> [Required task]
Copy the data word for word, keeping every line.

> [Provided records]
········

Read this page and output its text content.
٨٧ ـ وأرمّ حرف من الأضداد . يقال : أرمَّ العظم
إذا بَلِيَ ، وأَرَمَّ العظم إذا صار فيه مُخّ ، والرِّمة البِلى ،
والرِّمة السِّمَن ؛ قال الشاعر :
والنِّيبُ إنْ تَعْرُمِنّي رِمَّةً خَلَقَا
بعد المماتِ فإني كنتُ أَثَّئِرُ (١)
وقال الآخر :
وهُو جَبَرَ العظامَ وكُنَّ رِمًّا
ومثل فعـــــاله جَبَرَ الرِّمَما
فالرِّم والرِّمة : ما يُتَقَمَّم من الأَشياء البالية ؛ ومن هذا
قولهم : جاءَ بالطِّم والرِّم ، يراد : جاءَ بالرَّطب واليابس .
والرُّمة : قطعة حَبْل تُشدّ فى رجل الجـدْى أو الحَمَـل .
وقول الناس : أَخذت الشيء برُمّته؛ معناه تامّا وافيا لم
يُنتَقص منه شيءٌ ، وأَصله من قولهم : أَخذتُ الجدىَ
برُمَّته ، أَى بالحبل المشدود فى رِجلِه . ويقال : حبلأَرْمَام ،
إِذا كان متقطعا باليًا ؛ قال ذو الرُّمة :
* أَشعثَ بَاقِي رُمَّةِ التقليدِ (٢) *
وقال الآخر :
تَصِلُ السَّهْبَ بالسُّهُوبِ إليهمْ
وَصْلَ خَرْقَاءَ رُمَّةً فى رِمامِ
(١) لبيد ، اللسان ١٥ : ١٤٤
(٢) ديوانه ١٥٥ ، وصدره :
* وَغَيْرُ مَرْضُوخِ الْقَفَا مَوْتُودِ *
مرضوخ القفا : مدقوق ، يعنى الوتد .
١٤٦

········

> [Result for this task]
Read this page and output its text content.
٨٧ ـ وأرمّ حرف من الأضداد . يقال : أرمَّ العظم
إذا بَلِيَ ، وأَرَمَّ العظم إذا صار فيه مُخّ ، والرِّمة البِلى ،
والرِّمة السِّمَن ؛ قال الشاعر :
والنِّيبُ إنْ تَعْرُمِنّي رِمَّةً خَلَقَا
بعد المماتِ فإني كنتُ أَثَّئِرُ (١)
وقال الآخر :
وهُو جَبَرَ العظامَ وكُنَّ رِمًّا
ومثل فعـــــاله جَبَرَ الرِّمَما
فالرِّم والرِّمة : ما يُتَقَمَّم من الأَشياء البالية ؛ ومن هذا
قولهم : جاءَ بالطِّم والرِّم ، يراد : جاءَ بالرَّطب واليابس .
والرُّمة : قطعة حَبْل تُشدّ فى رجل الجـدْى أو الحَمَـل .
وقول الناس : أَخذت الشيء برُمّته؛ معناه تامّا وافيا لم
يُنتَقص منه شيءٌ ، وأَصله من قولهم : أَخذتُ الجدىَ
برُمَّته ، أَى بالحبل المشدود فى رِجلِه . ويقال : حبلأَرْمَام ،
إِذا كان متقطعا باليًا ؛ قال ذو الرُّمة :
* أَشعثَ بَاقِي رُمَّةِ التقليدِ (٢) *
وقال الآخر :
تَصِلُ السَّهْبَ بالسُّهُوبِ إليهمْ
وَصْلَ خَرْقَاءَ رُمَّةً فى رِمامِ
(١) لبيد ، اللسان ١٥ : ١٤٤
(٢) ديوانه ١٥٥ ، وصدره :
* وَغَيْرُ مَرْضُوخِ الْقَفَا مَوْتُودِ *
مرضوخ القفا : مدقوق ، يعنى الوتد .
١٤٦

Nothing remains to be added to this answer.